ACTIONS TO TAKE:
a. In one to three sentences, explain how the Brotherhood passage says the Brotherhood came to have its advanced computers.
b. Reproduce the part of the Brotherhood passage that opens with the words containing "- They are the" and closes with "or super mutants.".

DOCUMENT PASSAGE:

++++

Although less advanced than the Enclave, Brotherhood soldiers are generally equipped with Energy Weapons and suits of Power armor, usually either the T-51b or T-45d models, both of which were designed before the Great War. Recon armor is also widely used, primarily by scouts, knights, and initiates. In addition, the Brotherhood has access to some of the best medical technology available in the post-war world, and other technologies such as cybernetics and surgical implants.
The Brotherhood also has access to advanced computers which they have found in various military bases and Vault-Tec Vaults such as the Lost Hills bunker, the ruins of the Pentagon, Bunkers Alpha, Beta, Gamma, Hidden Valley and the Vault Prototype.
They also possess heavy duty combat robots that have assisted them in battle, like the intimidating sentry bots, and even a 40-foot Communist-hating metal giant in the hands of the Capital Wasteland detachment.
- Despite being relatively small (compared to groups such as the NCR), the Brotherhood is probably the most widely spread faction in post-war America.
- They are the only group outside of the Enclave that uses Power Armor (and that can train others to use it). Some NCR soldiers in the Mojave wasteland, however, wear non-functioning power armor.
- Most members of the Brotherhood are usually gruff in dealing with outsiders and usually extremely rude towards mutated creatures such as ghouls or super mutants.

++++

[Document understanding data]
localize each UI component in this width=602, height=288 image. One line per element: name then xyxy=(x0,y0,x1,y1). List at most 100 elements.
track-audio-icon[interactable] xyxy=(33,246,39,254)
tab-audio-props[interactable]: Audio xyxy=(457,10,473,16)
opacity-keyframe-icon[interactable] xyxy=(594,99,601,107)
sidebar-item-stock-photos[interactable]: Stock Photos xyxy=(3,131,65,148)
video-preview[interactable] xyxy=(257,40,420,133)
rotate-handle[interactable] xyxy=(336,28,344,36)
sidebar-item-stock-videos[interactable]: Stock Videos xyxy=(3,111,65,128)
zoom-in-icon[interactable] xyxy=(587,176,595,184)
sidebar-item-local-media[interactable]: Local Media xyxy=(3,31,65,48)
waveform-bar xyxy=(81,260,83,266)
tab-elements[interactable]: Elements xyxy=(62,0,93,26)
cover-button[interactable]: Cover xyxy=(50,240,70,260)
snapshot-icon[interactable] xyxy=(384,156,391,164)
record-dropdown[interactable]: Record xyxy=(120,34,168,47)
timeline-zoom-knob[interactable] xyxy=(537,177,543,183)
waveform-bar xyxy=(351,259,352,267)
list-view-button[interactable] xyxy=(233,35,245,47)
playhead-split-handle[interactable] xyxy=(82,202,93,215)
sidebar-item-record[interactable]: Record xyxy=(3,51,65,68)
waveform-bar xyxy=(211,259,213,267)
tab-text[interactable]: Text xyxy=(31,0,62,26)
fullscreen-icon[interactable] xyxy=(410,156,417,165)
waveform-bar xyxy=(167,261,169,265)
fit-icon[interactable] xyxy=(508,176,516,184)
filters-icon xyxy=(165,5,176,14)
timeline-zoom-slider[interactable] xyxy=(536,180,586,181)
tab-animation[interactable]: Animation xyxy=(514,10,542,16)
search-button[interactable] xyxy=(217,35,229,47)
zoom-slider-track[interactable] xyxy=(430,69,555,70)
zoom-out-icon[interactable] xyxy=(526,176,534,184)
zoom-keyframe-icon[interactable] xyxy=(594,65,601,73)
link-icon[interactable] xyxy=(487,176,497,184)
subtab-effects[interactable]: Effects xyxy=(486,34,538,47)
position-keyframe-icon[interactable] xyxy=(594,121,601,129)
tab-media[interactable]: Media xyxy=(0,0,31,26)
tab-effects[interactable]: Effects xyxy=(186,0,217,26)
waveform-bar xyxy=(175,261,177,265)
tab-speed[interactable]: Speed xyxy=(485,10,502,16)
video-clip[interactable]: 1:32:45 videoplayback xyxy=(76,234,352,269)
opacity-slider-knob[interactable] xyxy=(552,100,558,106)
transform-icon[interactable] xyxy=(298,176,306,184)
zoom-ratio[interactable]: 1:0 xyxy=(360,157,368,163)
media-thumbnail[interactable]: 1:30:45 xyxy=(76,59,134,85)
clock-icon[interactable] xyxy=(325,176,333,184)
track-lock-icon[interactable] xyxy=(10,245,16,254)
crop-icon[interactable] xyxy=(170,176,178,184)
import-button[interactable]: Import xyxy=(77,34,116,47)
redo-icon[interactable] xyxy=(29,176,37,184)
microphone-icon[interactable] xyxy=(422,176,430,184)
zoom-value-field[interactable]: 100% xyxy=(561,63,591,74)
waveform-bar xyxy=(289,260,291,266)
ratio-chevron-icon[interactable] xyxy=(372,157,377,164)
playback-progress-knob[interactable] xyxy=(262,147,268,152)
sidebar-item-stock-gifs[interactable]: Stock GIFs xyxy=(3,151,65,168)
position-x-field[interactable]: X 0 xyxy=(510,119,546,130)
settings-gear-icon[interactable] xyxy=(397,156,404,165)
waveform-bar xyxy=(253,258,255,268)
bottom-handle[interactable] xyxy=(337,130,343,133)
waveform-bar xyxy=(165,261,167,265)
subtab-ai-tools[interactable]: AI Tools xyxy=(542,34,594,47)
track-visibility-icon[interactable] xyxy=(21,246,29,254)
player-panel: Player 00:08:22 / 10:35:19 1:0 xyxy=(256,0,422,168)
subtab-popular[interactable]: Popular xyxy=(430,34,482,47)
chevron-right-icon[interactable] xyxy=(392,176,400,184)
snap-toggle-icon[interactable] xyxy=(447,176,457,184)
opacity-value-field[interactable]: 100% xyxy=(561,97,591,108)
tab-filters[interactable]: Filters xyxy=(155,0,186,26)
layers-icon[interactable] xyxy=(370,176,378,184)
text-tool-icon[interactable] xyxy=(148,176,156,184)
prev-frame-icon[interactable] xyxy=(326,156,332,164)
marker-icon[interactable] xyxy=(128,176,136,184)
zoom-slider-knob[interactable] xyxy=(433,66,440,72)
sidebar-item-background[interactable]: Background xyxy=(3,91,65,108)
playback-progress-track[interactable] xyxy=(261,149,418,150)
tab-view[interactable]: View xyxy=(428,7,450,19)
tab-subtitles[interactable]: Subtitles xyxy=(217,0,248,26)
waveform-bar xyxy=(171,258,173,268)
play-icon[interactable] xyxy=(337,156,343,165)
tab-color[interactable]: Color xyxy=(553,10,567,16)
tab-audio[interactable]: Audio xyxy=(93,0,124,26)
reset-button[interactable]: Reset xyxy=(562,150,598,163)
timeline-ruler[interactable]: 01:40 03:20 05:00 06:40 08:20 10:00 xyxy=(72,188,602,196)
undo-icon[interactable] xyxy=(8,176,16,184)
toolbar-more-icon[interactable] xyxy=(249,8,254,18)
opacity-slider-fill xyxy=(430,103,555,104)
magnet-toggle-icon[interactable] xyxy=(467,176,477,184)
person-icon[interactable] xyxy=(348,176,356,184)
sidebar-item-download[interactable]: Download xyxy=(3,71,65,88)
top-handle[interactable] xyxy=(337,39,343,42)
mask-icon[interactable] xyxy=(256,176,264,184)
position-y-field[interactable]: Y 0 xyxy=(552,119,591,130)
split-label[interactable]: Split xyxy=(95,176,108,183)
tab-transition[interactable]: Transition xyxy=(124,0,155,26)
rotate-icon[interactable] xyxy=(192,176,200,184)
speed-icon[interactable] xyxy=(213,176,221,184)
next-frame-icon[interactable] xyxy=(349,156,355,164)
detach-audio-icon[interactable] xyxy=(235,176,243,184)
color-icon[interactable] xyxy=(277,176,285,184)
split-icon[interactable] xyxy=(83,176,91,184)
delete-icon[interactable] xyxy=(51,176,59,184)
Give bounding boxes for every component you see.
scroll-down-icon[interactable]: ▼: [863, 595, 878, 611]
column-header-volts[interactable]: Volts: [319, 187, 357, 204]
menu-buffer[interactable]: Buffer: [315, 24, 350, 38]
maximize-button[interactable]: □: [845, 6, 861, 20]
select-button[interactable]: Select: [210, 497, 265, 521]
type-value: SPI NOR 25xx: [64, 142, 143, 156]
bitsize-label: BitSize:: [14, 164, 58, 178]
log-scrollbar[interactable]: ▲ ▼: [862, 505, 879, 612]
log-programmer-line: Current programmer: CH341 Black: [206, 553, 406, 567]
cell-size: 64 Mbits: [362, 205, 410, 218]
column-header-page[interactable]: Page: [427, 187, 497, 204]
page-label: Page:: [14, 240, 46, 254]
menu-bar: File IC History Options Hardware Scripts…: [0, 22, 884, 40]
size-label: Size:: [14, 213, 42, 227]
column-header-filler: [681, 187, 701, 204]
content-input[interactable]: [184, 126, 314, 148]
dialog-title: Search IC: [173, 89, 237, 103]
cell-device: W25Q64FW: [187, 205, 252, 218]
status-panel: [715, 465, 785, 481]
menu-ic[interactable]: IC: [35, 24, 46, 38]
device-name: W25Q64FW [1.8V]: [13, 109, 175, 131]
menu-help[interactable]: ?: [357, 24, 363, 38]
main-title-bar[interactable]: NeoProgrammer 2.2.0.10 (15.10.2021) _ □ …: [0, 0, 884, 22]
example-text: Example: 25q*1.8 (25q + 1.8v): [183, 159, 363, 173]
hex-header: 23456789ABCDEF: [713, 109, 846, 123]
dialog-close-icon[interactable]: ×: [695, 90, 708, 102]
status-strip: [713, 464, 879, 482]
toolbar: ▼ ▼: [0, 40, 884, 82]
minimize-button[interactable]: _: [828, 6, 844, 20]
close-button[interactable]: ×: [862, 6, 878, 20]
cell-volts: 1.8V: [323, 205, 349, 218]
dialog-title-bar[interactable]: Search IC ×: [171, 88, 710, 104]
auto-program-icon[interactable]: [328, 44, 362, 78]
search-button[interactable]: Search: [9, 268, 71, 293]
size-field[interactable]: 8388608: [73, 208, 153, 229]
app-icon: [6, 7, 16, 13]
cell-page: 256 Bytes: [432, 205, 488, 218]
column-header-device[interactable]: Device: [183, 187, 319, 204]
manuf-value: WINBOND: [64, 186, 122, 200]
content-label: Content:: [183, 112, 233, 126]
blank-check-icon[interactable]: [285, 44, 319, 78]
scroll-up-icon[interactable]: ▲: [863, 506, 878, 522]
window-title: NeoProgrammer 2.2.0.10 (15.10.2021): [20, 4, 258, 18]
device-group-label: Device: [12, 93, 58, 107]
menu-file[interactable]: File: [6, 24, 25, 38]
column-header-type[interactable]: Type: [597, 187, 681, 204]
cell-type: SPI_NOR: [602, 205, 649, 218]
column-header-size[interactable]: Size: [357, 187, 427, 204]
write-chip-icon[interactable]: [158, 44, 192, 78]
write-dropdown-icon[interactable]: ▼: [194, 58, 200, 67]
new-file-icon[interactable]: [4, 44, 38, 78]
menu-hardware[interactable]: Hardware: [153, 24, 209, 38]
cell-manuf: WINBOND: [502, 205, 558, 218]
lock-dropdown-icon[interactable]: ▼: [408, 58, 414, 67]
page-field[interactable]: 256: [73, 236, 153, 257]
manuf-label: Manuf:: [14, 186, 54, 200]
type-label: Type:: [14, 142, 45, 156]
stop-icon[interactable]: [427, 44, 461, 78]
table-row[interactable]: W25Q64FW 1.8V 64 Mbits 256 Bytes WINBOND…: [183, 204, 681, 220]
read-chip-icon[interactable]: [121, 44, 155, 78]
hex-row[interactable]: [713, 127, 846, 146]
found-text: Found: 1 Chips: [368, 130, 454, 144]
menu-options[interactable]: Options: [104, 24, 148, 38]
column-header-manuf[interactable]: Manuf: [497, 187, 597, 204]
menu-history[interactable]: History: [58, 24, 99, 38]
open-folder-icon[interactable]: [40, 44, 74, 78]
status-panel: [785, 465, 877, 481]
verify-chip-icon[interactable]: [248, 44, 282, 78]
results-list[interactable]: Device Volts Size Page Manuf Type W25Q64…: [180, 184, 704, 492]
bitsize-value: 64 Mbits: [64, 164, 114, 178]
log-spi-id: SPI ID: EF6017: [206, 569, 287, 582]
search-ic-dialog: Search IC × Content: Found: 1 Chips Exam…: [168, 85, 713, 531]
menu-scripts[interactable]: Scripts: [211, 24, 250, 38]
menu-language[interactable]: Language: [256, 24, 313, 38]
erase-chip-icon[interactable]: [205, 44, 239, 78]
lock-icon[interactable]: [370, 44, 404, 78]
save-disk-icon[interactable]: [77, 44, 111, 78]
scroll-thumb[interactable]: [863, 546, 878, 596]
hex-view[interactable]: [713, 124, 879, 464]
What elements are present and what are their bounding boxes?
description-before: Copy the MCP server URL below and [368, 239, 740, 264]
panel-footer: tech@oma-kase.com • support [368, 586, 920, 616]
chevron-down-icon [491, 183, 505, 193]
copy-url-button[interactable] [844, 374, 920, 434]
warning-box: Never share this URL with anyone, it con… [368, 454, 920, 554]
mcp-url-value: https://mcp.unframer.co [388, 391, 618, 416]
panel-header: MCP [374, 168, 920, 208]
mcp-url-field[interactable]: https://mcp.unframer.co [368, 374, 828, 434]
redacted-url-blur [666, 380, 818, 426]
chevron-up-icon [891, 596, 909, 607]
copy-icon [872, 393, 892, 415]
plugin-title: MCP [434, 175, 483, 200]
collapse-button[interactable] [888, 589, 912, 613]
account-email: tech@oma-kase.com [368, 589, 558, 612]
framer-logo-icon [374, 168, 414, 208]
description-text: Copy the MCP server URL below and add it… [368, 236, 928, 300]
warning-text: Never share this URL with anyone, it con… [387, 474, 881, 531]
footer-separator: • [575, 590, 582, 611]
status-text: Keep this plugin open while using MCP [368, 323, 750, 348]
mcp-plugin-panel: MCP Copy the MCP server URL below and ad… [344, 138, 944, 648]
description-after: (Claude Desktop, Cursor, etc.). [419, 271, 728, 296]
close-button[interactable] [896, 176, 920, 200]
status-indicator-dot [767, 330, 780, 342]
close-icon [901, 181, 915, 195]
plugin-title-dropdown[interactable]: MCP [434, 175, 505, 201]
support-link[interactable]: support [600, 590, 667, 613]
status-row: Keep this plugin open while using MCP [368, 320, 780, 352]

++++

ANSWER SET:
a. The Brotherhood found its advanced computers in various military bases and Vault-Tec Vaults. These include the Lost Hills bunker, the ruins of the Pentagon, Bunkers Alpha, Beta and Gamma, Hidden Valley and the Vault Prototype.

b.
- They are the only group outside of the Enclave that uses Power Armor (and that can train others to use it). Some NCR soldiers in the Mojave wasteland, however, wear non-functioning power armor.
- Most members of the Brotherhood are usually gruff in dealing with outsiders and usually extremely rude towards mutated creatures such as ghouls or super mutants.